Problem description:
Find every line in the records below that contains the word "known", and copy each such line.

╭─ Listing

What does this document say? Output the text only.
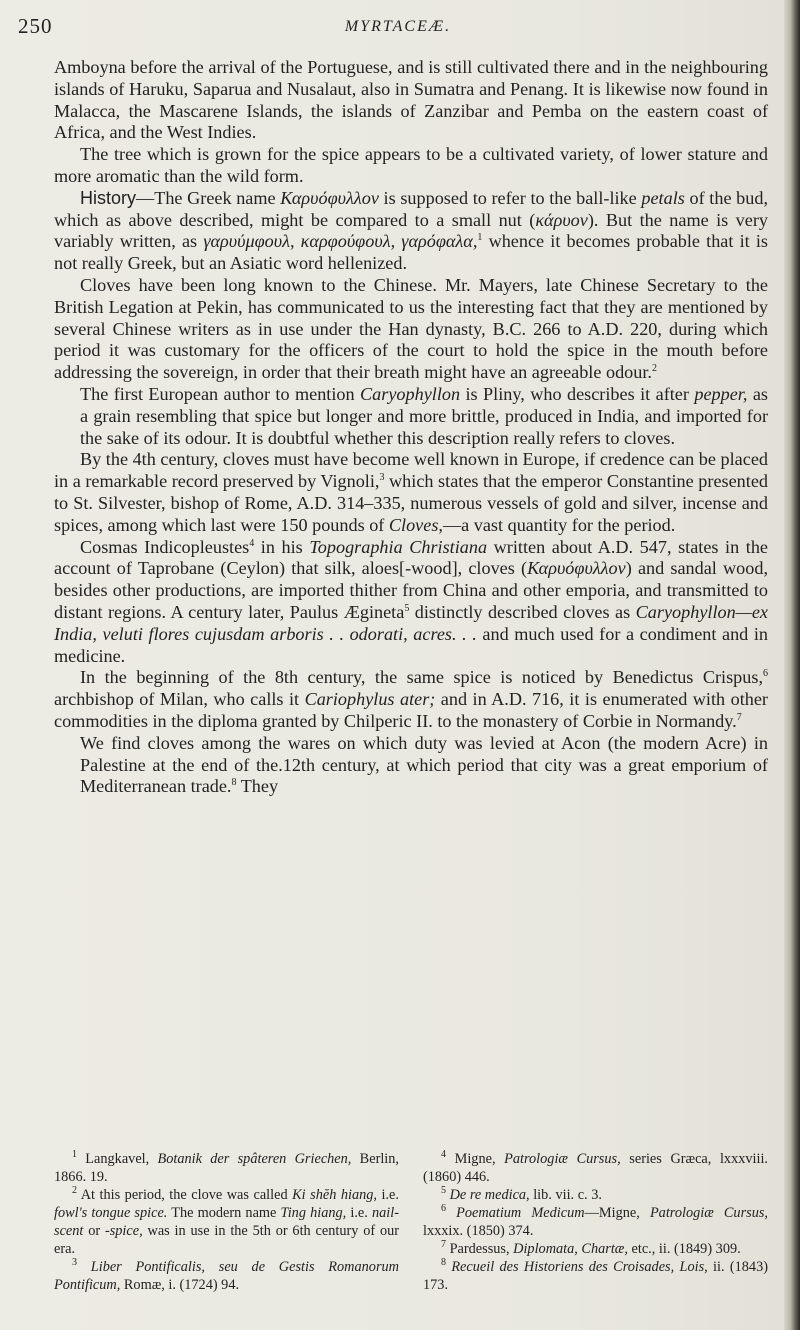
250	MYRTACEÆ.

Amboyna before the arrival of the Portuguese, and is still cultivated there and in the neighbouring islands of Haruku, Saparua and Nusalaut, also in Sumatra and Penang. It is likewise now found in Malacca, the Mascarene Islands, the islands of Zanzibar and Pemba on the eastern coast of Africa, and the West Indies.

The tree which is grown for the spice appears to be a cultivated variety, of lower stature and more aromatic than the wild form.

History—The Greek name Καρυόφυλλον is supposed to refer to the ball-like petals of the bud, which as above described, might be compared to a small nut (κάρυον). But the name is very variably written, as γαρυύμφουλ, καρφούφουλ, γαρόφαλα,$^1$ whence it becomes probable that it is not really Greek, but an Asiatic word hellenized.

Cloves have been long known to the Chinese. Mr. Mayers, late Chinese Secretary to the British Legation at Pekin, has communicated to us the interesting fact that they are mentioned by several Chinese writers as in use under the Han dynasty, B.C. 266 to A.D. 220, during which period it was customary for the officers of the court to hold the spice in the mouth before addressing the sovereign, in order that their breath might have an agreeable odour.$^2$

The first European author to mention Caryophyllon is Pliny, who describes it after pepper, as a grain resembling that spice but longer and more brittle, produced in India, and imported for the sake of its odour. It is doubtful whether this description really refers to cloves.

By the 4th century, cloves must have become well known in Europe, if credence can be placed in a remarkable record preserved by Vignoli,$^3$ which states that the emperor Constantine presented to St. Silvester, bishop of Rome, A.D. 314–335, numerous vessels of gold and silver, incense and spices, among which last were 150 pounds of Cloves,—a vast quantity for the period.

Cosmas Indicopleustes$^4$ in his Topographia Christiana written about A.D. 547, states in the account of Taprobane (Ceylon) that silk, aloes[-wood], cloves (Καρυόφυλλον) and sandal wood, besides other productions, are imported thither from China and other emporia, and transmitted to distant regions. A century later, Paulus Ægineta$^5$ distinctly described cloves as Caryophyllon—ex India, veluti flores cujusdam arboris . . odorati, acres. . . and much used for a condiment and in medicine.

In the beginning of the 8th century, the same spice is noticed by Benedictus Crispus,$^6$ archbishop of Milan, who calls it Cariophylus ater; and in A.D. 716, it is enumerated with other commodities in the diploma granted by Chilperic II. to the monastery of Corbie in Normandy.$^7$

We find cloves among the wares on which duty was levied at Acon (the modern Acre) in Palestine at the end of the.12th century, at which period that city was a great emporium of Mediterranean trade.$^8$ They

$^1$ Langkavel, Botanik der spâteren Griechen, Berlin, 1866. 19.

$^2$ At this period, the clove was called Ki shĕh hiang, i.e. fowl's tongue spice. The modern name Ting hiang, i.e. nail-scent or -spice, was in use in the 5th or 6th century of our era.

$^3$ Liber Pontificalis, seu de Gestis Romanorum Pontificum, Romæ, i. (1724) 94.

$^4$ Migne, Patrologiæ Cursus, series Græca, lxxxviii. (1860) 446.

$^5$ De re medica, lib. vii. c. 3.

$^6$ Poematium Medicum—Migne, Patrologiæ Cursus, lxxxix. (1850) 374.

$^7$ Pardessus, Diplomata, Chartæ, etc., ii. (1849) 309.

$^8$ Recueil des Historiens des Croisades, Lois, ii. (1843) 173.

╰─

Exercise solution:
Cloves have been long known to the Chinese. Mr. Mayers, late Chinese Secretary to the British Legation at Pekin, has communicated to us the interesting fact that they are mentioned by several Chinese writers as in use under the Han dynasty, B.C. 266 to A.D. 220, during which period it was customary for the officers of the court to hold the spice in the mouth before addressing the sovereign, in order that their breath might have an agreeable odour.$^2$
By the 4th century, cloves must have become well known in Europe, if credence can be placed in a remarkable record preserved by Vignoli,$^3$ which states that the emperor Constantine presented to St. Silvester, bishop of Rome, A.D. 314–335, numerous vessels of gold and silver, incense and spices, among which last were 150 pounds of Cloves,—a vast quantity for the period.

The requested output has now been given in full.